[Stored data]
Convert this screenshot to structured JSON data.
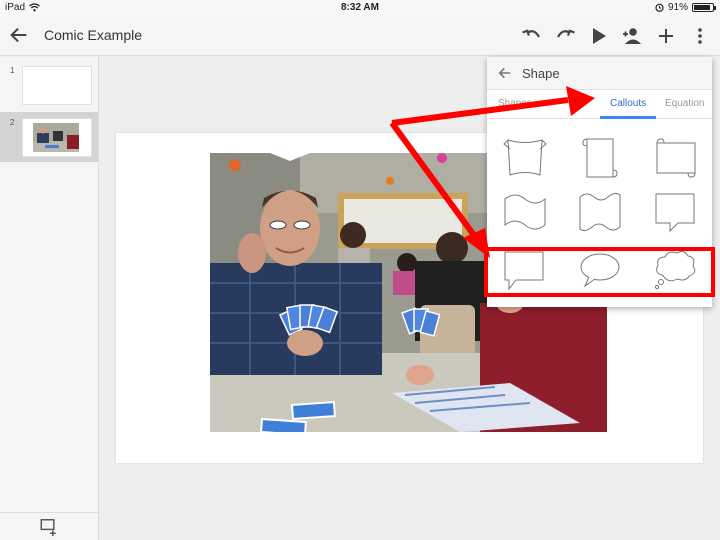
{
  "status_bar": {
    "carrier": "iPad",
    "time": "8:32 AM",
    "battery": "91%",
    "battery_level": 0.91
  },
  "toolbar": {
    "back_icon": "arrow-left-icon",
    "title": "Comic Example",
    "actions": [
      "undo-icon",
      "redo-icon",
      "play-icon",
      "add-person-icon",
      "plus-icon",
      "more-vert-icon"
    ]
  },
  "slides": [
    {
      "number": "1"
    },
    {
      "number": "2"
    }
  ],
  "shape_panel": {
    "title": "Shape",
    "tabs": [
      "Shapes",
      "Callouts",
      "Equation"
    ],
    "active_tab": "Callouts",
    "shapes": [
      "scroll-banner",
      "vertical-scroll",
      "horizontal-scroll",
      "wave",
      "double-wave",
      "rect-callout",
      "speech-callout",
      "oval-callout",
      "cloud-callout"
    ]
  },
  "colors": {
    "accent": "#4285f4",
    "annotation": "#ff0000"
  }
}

--

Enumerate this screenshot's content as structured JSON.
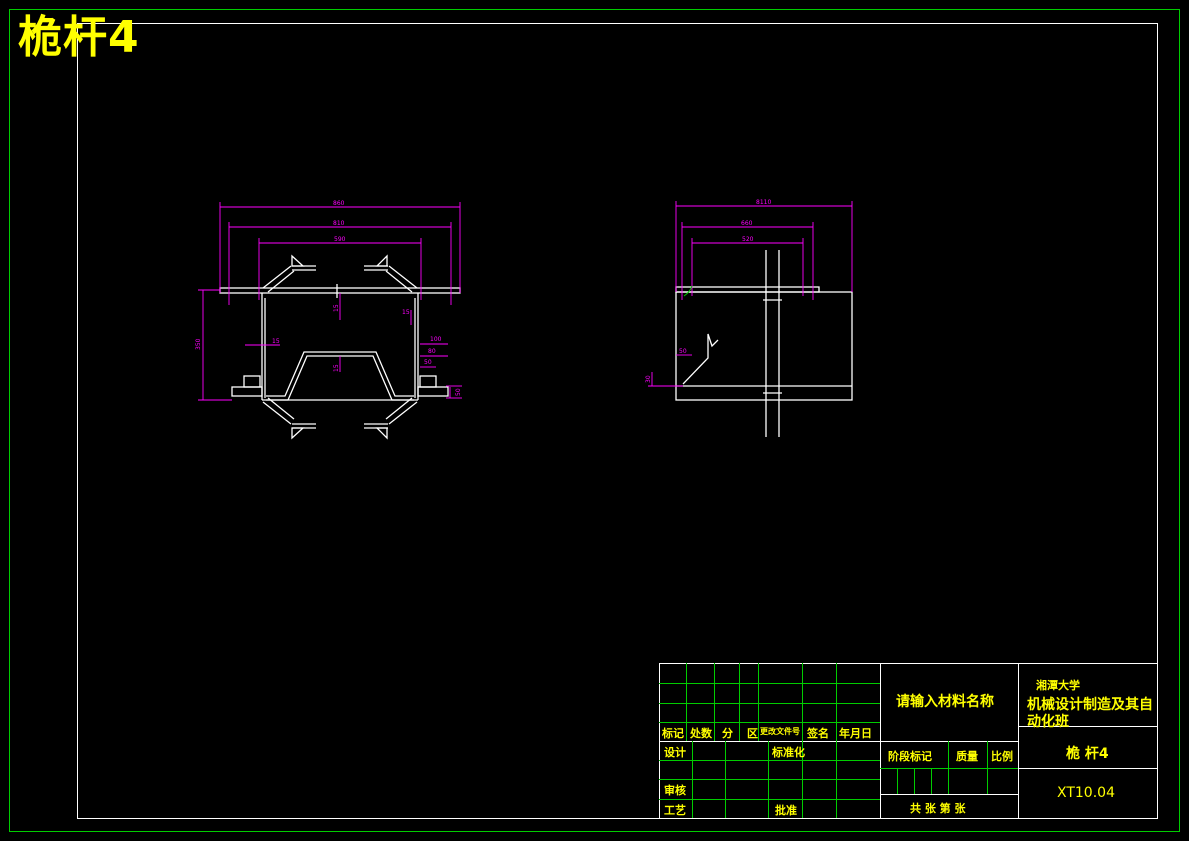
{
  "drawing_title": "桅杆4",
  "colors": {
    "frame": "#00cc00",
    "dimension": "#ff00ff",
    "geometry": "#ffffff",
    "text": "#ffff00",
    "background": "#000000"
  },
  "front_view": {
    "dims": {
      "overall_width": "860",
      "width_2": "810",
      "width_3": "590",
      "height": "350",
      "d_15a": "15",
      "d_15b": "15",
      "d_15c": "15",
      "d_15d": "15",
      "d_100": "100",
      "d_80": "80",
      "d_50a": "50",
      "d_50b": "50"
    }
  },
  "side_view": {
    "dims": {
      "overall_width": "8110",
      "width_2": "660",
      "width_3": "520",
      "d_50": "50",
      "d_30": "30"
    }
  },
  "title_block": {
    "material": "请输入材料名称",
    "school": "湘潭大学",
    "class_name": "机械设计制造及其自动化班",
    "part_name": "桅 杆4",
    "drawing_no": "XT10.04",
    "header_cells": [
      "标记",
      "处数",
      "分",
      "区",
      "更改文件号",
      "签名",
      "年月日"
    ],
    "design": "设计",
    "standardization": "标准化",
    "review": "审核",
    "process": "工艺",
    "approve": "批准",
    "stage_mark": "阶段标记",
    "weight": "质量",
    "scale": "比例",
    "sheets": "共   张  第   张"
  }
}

==

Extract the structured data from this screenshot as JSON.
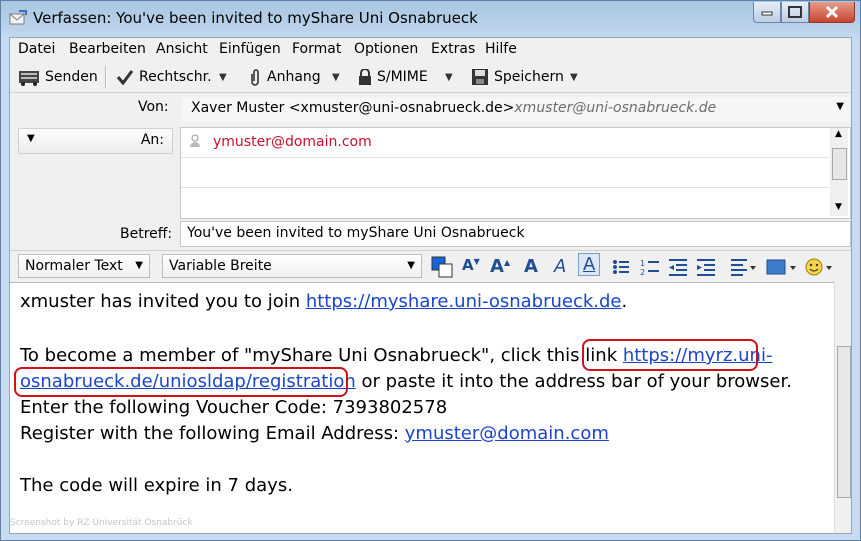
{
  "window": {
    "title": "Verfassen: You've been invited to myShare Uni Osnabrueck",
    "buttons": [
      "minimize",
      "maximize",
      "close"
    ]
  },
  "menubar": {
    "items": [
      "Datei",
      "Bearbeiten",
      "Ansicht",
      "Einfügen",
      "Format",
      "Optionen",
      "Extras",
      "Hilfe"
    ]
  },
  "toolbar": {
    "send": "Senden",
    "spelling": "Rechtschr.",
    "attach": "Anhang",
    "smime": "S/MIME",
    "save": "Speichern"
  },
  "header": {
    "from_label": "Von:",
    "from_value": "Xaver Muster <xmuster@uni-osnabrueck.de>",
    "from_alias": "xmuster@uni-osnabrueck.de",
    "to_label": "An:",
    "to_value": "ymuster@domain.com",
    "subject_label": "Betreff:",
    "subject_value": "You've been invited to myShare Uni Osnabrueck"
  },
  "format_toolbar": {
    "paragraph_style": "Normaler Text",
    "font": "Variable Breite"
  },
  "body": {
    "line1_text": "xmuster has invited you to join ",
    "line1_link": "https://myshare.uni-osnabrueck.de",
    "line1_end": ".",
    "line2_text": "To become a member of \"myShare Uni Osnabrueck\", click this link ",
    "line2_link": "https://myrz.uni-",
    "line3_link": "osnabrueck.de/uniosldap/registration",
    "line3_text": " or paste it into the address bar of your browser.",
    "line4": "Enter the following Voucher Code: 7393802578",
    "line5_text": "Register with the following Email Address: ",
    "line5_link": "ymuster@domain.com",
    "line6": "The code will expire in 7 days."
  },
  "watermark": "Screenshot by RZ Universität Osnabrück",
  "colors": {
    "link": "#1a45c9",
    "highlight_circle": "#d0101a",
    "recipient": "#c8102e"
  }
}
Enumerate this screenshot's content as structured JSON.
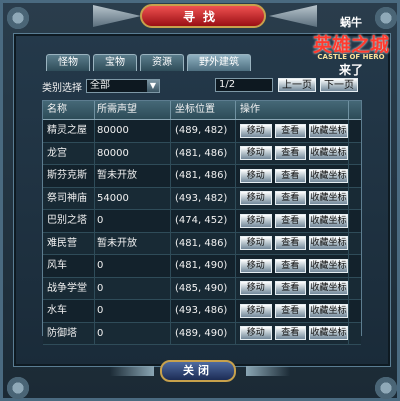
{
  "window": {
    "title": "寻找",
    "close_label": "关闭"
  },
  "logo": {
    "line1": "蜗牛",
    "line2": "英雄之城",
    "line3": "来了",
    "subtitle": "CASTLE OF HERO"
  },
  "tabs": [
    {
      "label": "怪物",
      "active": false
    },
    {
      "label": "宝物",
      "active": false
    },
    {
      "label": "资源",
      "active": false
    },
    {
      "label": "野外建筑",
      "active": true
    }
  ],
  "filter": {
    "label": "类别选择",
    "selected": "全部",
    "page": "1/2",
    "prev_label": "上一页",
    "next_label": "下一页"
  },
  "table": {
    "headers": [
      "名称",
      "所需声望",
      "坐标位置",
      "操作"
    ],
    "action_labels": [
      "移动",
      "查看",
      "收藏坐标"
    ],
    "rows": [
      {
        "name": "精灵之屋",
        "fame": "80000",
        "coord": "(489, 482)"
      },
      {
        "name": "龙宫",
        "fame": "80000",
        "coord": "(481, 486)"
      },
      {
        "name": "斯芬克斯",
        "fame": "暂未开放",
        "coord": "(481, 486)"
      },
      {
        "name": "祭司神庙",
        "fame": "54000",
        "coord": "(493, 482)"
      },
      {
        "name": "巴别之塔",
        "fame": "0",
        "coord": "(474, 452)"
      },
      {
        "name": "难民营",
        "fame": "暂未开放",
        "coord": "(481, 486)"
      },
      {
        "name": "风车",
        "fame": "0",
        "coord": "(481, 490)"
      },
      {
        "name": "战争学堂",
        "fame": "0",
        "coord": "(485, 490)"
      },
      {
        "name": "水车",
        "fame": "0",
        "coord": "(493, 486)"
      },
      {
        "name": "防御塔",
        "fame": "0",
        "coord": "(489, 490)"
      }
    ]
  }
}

## What you are asked to do
From the data, pick out every line that includes "following".

## The completed task
    "line4": "Enter the following Voucher Code: 7393802578",
    "line5_text": "Register with the following Email Address: ",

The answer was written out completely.